Extracted data entries
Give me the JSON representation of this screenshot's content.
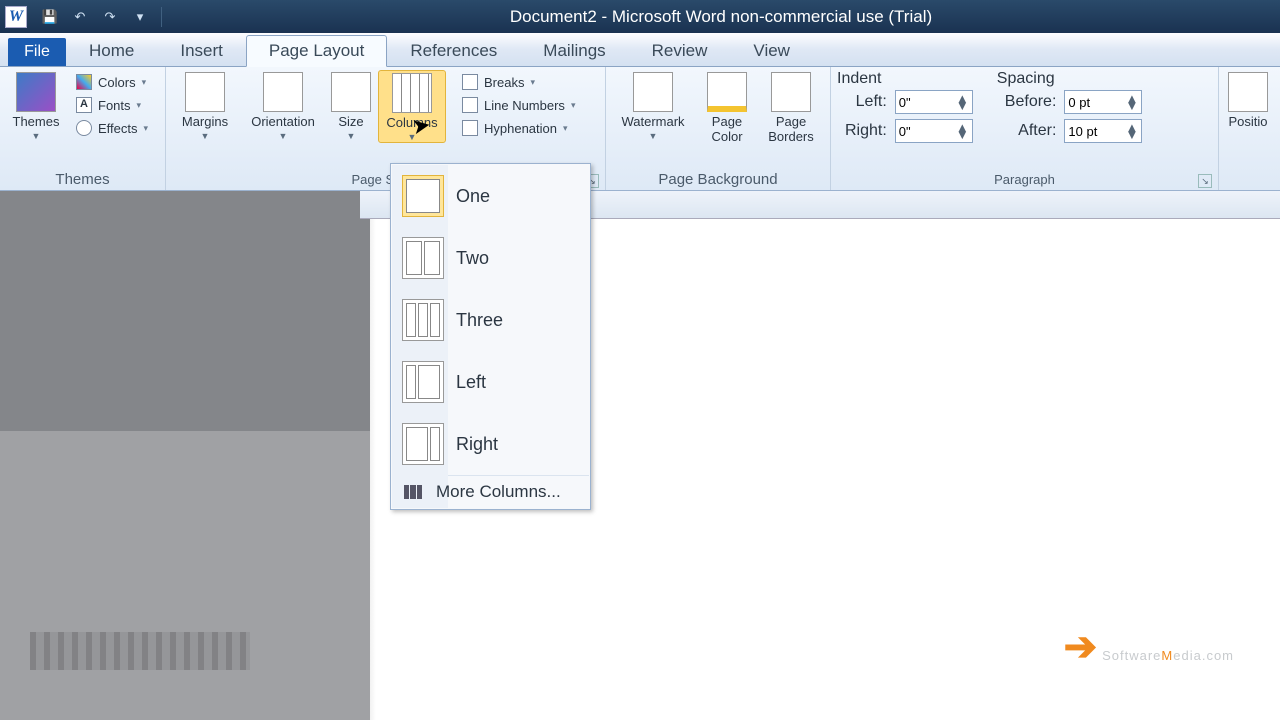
{
  "title": "Document2  -  Microsoft Word non-commercial use (Trial)",
  "app_icon_letter": "W",
  "tabs": {
    "file": "File",
    "home": "Home",
    "insert": "Insert",
    "page_layout": "Page Layout",
    "references": "References",
    "mailings": "Mailings",
    "review": "Review",
    "view": "View"
  },
  "groups": {
    "themes": {
      "label": "Themes",
      "main": "Themes",
      "colors": "Colors",
      "fonts": "Fonts",
      "effects": "Effects"
    },
    "page_setup": {
      "label": "Page Setup",
      "margins": "Margins",
      "orientation": "Orientation",
      "size": "Size",
      "columns": "Columns",
      "breaks": "Breaks",
      "line_numbers": "Line Numbers",
      "hyphenation": "Hyphenation"
    },
    "page_background": {
      "label": "Page Background",
      "watermark": "Watermark",
      "page_color": "Page\nColor",
      "page_borders": "Page\nBorders"
    },
    "paragraph": {
      "label": "Paragraph",
      "indent": "Indent",
      "spacing": "Spacing",
      "left": "Left:",
      "right": "Right:",
      "before": "Before:",
      "after": "After:",
      "left_val": "0\"",
      "right_val": "0\"",
      "before_val": "0 pt",
      "after_val": "10 pt"
    },
    "arrange": {
      "position": "Positio"
    }
  },
  "columns_menu": {
    "one": "One",
    "two": "Two",
    "three": "Three",
    "left": "Left",
    "right": "Right",
    "more": "More Columns..."
  },
  "watermark": {
    "a": "S",
    "b": "oftware",
    "c": "M",
    "d": "edia",
    "e": ".com"
  }
}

» Set problem
In this exercise, set down all of the data exactly, without the pictures.

» Worked answer
Give me the JSON representation of this screenshot's content.
{
  "title": "Document2  -  Microsoft Word non-commercial use (Trial)",
  "app_icon_letter": "W",
  "tabs": {
    "file": "File",
    "home": "Home",
    "insert": "Insert",
    "page_layout": "Page Layout",
    "references": "References",
    "mailings": "Mailings",
    "review": "Review",
    "view": "View"
  },
  "groups": {
    "themes": {
      "label": "Themes",
      "main": "Themes",
      "colors": "Colors",
      "fonts": "Fonts",
      "effects": "Effects"
    },
    "page_setup": {
      "label": "Page Setup",
      "margins": "Margins",
      "orientation": "Orientation",
      "size": "Size",
      "columns": "Columns",
      "breaks": "Breaks",
      "line_numbers": "Line Numbers",
      "hyphenation": "Hyphenation"
    },
    "page_background": {
      "label": "Page Background",
      "watermark": "Watermark",
      "page_color": "Page\nColor",
      "page_borders": "Page\nBorders"
    },
    "paragraph": {
      "label": "Paragraph",
      "indent": "Indent",
      "spacing": "Spacing",
      "left": "Left:",
      "right": "Right:",
      "before": "Before:",
      "after": "After:",
      "left_val": "0\"",
      "right_val": "0\"",
      "before_val": "0 pt",
      "after_val": "10 pt"
    },
    "arrange": {
      "position": "Positio"
    }
  },
  "columns_menu": {
    "one": "One",
    "two": "Two",
    "three": "Three",
    "left": "Left",
    "right": "Right",
    "more": "More Columns..."
  },
  "watermark": {
    "a": "S",
    "b": "oftware",
    "c": "M",
    "d": "edia",
    "e": ".com"
  }
}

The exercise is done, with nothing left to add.